AIM OF THE TASK:
Your reply should be one number: the count of lines holding the word "structured".
:: STORED DATA ::
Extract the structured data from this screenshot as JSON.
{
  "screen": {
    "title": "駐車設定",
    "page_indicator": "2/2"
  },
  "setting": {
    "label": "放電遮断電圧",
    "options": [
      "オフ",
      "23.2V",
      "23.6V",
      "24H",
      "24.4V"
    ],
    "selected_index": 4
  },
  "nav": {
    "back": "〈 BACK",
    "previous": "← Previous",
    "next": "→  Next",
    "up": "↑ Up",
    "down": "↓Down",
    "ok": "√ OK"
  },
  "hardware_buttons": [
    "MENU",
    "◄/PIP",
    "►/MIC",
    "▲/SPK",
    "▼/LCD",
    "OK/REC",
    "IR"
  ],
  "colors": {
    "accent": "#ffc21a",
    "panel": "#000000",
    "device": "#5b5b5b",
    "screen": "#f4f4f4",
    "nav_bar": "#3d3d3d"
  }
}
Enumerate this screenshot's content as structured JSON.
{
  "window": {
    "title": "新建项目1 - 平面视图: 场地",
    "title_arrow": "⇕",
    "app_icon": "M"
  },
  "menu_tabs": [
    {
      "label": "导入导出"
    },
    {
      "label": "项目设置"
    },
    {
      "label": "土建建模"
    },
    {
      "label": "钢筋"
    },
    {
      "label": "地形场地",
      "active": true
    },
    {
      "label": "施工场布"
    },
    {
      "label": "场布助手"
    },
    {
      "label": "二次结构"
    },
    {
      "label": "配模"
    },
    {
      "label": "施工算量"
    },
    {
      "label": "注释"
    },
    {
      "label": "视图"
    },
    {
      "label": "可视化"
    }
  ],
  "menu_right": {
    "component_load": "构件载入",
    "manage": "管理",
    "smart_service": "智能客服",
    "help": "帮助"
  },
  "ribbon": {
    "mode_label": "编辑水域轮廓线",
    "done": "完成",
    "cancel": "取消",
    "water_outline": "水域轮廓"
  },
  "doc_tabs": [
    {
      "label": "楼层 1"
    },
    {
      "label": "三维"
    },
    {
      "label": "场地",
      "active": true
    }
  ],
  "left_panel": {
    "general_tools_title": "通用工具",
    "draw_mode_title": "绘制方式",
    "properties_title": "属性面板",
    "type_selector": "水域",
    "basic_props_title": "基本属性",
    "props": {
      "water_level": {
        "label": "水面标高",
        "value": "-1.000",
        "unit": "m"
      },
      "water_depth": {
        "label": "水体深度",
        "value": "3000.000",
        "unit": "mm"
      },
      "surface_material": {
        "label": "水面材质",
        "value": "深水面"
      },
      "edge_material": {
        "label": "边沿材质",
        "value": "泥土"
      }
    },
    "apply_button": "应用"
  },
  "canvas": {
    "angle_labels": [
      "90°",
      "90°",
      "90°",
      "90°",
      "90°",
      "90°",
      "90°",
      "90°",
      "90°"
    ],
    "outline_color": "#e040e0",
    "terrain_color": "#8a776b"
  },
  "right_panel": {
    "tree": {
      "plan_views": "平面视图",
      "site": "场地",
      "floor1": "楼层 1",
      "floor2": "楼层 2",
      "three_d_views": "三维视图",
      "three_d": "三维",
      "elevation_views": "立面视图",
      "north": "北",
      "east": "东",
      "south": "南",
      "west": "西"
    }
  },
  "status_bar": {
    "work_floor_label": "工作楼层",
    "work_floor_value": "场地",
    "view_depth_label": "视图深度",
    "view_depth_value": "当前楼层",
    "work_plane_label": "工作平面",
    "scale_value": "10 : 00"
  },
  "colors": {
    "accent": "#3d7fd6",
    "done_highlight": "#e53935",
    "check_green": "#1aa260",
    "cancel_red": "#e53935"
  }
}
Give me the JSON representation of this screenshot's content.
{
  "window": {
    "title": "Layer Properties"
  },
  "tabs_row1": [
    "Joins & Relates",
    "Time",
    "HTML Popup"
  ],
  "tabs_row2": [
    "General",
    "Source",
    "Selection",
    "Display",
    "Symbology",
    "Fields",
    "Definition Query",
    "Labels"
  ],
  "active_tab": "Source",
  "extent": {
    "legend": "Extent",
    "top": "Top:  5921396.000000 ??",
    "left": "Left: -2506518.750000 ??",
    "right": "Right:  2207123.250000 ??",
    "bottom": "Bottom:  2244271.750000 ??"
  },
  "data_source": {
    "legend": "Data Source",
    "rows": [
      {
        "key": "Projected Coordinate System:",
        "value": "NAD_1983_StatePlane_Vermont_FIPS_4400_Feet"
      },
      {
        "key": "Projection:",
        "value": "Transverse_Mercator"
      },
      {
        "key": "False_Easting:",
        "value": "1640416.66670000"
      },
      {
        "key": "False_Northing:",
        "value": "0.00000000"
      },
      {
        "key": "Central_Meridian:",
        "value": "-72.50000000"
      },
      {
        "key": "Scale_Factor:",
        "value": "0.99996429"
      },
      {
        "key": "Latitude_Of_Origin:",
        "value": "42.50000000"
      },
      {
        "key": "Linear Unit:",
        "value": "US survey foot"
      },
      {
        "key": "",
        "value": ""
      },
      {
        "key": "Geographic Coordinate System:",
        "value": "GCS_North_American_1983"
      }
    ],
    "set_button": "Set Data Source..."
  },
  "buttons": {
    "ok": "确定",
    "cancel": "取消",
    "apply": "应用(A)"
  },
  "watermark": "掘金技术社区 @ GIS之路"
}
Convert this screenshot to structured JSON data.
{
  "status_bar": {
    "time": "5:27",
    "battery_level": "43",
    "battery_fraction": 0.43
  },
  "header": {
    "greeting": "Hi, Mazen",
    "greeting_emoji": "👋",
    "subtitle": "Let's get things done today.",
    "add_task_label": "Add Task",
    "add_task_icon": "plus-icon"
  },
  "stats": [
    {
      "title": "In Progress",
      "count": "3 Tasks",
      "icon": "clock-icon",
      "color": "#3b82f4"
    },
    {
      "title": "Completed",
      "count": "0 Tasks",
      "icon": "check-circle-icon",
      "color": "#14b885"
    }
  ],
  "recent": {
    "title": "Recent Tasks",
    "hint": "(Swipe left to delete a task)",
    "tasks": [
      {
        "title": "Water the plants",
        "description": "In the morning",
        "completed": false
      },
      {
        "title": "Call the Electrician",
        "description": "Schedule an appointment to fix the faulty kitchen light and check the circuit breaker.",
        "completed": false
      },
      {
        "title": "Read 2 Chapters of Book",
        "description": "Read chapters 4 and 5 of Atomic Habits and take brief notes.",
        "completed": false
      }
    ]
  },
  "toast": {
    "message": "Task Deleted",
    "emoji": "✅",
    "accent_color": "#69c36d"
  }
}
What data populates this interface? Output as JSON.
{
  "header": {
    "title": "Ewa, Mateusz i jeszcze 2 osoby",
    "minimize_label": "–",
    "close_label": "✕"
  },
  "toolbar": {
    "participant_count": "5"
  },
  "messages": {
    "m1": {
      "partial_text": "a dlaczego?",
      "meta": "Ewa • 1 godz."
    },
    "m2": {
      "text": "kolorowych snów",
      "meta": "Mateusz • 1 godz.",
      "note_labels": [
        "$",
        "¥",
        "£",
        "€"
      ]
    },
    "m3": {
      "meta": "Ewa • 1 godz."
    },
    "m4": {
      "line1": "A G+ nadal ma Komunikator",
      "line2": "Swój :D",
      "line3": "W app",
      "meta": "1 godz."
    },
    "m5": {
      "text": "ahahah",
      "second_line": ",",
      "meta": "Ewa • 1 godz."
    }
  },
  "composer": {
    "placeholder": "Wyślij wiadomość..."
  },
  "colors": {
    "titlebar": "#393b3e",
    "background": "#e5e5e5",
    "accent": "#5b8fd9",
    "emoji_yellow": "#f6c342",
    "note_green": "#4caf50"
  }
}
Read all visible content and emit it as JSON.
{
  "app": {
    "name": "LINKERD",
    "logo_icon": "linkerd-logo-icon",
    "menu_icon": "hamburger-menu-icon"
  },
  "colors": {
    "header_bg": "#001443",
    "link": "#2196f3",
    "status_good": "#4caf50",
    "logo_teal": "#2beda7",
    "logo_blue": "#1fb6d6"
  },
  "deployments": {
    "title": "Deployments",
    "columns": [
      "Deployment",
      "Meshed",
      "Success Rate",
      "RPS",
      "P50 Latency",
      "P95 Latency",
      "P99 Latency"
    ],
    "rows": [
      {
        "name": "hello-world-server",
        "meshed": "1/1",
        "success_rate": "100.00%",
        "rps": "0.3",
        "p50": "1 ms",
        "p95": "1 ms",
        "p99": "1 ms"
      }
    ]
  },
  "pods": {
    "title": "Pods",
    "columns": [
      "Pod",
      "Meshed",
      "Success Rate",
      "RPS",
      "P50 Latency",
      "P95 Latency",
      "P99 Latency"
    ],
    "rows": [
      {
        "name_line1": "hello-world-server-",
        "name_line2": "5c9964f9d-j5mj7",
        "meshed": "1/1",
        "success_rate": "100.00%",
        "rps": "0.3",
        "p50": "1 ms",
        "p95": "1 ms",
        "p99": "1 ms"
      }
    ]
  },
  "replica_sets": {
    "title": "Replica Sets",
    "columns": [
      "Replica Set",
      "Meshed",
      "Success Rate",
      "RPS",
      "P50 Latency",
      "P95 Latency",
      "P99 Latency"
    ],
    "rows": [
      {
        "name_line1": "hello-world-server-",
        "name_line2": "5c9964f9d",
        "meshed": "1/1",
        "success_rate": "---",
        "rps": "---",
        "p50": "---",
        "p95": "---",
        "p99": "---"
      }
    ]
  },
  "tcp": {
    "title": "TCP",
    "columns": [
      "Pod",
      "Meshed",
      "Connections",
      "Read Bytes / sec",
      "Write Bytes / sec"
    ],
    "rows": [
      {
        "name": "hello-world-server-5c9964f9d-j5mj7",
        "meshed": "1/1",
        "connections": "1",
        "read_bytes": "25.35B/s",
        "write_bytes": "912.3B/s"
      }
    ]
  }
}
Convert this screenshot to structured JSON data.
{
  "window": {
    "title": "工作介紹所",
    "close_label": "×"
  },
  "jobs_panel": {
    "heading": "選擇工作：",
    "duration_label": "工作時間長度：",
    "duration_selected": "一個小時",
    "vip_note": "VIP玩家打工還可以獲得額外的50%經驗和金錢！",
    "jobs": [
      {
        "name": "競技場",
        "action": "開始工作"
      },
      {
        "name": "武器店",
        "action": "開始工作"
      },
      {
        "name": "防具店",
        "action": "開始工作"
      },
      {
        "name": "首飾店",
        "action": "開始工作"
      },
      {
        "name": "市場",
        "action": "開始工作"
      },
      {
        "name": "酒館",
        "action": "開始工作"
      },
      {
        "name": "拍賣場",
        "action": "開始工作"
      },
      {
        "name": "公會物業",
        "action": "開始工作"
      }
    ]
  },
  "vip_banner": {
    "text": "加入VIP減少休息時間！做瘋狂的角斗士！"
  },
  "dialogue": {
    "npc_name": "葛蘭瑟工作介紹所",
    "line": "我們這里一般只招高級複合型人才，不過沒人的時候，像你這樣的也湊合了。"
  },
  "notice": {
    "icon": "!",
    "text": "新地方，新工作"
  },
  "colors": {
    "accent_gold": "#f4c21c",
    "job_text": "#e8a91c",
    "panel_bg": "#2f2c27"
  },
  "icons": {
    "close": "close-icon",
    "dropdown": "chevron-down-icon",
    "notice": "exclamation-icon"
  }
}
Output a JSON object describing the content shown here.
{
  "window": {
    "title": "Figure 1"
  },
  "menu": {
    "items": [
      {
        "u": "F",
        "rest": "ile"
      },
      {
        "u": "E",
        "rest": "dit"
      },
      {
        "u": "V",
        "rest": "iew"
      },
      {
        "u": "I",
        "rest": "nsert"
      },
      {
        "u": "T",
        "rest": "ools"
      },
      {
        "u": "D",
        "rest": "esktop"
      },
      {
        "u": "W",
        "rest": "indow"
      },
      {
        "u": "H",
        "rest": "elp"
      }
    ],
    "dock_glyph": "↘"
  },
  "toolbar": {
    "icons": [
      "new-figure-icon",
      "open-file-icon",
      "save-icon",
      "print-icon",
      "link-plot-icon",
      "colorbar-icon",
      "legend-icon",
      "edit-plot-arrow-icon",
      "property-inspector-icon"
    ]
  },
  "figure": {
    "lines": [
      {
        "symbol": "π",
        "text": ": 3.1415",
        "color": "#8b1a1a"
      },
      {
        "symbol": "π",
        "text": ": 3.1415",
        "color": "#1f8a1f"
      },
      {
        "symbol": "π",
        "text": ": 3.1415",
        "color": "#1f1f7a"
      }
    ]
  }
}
:::
ANSWER:
4